Data records:
-------

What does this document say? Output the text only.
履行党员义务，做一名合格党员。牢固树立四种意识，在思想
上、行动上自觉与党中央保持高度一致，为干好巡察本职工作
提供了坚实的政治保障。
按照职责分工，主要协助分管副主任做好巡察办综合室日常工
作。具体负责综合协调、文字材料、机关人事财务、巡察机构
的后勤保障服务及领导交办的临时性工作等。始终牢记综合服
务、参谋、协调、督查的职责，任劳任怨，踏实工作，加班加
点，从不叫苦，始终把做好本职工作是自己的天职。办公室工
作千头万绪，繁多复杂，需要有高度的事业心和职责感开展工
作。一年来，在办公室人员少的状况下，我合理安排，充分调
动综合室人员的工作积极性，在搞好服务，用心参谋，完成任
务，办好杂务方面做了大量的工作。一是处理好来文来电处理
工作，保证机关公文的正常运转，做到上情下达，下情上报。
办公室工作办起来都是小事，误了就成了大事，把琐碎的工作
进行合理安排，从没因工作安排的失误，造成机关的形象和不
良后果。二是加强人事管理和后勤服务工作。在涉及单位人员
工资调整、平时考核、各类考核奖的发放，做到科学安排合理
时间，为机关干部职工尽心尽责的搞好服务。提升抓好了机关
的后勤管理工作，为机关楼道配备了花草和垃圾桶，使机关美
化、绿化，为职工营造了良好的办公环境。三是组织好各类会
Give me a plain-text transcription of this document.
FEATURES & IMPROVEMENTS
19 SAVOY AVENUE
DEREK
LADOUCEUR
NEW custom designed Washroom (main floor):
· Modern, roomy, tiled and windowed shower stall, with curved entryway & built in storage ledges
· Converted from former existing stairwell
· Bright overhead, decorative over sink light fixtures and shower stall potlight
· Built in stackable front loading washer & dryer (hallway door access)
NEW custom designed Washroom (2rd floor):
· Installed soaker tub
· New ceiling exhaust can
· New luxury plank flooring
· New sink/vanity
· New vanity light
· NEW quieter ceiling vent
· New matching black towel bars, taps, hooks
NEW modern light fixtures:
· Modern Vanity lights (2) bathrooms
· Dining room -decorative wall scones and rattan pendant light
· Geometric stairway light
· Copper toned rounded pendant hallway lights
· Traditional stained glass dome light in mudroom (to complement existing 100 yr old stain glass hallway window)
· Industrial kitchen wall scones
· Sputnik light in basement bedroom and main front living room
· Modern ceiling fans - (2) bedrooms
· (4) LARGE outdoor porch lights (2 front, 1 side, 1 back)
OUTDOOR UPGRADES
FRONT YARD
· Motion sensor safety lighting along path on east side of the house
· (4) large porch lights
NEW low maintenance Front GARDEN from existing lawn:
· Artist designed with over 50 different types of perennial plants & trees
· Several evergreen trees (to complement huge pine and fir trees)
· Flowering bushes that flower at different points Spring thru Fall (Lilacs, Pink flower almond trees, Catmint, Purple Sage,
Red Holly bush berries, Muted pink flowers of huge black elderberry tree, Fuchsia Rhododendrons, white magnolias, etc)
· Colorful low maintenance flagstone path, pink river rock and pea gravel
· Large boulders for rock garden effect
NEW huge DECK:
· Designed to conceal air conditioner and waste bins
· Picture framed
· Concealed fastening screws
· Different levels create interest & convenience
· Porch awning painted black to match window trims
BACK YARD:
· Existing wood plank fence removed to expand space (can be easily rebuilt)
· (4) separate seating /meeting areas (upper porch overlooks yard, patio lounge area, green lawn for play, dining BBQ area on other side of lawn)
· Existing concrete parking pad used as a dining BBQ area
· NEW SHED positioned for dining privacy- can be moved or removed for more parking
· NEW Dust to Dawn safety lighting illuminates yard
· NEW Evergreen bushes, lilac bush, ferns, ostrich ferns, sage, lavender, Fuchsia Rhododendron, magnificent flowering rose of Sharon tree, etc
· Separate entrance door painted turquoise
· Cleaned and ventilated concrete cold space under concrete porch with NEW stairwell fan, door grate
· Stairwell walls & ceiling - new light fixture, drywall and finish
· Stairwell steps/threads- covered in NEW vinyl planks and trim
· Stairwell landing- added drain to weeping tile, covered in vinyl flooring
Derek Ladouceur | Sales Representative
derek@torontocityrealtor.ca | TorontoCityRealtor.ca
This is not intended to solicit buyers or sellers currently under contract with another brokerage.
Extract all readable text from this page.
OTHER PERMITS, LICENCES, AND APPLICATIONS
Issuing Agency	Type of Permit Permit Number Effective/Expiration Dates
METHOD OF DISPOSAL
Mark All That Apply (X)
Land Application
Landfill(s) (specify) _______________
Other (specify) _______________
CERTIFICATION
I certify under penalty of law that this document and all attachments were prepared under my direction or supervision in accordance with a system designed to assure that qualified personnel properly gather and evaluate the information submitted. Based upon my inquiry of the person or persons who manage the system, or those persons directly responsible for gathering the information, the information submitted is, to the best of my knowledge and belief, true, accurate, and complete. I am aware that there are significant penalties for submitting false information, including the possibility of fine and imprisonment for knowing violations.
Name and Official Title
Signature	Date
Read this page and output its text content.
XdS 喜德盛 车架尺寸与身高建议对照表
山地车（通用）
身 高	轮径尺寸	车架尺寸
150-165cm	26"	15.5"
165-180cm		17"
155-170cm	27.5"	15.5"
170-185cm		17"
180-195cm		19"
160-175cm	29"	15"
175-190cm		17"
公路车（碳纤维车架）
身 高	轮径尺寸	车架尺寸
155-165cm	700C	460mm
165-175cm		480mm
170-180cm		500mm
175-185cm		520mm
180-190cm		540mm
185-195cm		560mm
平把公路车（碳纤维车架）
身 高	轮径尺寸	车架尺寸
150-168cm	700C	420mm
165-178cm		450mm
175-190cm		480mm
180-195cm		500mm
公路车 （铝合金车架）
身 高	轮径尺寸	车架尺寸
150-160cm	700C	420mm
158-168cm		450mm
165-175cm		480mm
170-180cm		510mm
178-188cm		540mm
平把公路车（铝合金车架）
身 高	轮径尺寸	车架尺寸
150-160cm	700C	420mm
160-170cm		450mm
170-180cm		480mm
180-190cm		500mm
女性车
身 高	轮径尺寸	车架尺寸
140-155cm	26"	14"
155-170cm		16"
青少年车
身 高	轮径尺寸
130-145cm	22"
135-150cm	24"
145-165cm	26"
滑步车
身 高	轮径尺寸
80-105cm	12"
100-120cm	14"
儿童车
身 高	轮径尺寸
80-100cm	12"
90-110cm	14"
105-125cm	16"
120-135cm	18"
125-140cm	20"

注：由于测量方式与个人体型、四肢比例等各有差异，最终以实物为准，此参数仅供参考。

-------

→ **REQUIRED TASK**: List all lines holding the string "sink".

→ **PROBLEM SOLUTION**:
· Bright overhead, decorative over sink light fixtures and shower stall potlight
· New sink/vanity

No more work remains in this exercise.